Set exercise:
Emit a verbatim copy of the lines running from the line with "Read this page and output its text content." through the end of the material below.
>> start Dataset
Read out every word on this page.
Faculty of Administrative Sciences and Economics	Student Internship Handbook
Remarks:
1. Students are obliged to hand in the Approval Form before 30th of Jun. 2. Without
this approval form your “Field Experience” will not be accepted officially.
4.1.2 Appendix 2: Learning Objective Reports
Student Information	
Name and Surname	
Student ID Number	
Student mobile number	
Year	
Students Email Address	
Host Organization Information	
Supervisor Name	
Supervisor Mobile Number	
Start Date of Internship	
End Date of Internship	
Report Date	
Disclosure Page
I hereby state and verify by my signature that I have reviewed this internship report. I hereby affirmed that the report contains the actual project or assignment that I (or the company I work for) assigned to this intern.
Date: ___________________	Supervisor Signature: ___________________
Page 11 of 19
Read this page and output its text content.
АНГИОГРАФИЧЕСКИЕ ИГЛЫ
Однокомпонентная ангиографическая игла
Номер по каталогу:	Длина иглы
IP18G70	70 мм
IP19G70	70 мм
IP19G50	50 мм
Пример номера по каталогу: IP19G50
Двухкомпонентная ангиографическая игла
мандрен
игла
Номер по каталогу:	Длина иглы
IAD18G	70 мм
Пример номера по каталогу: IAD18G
>> end Dataset
Written reply:
Read this page and output its text content.
АНГИОГРАФИЧЕСКИЕ ИГЛЫ
Однокомпонентная ангиографическая игла
Номер по каталогу:	Длина иглы
IP18G70	70 мм
IP19G70	70 мм
IP19G50	50 мм
Пример номера по каталогу: IP19G50
Двухкомпонентная ангиографическая игла
мандрен
игла
Номер по каталогу:	Длина иглы
IAD18G	70 мм
Пример номера по каталогу: IAD18G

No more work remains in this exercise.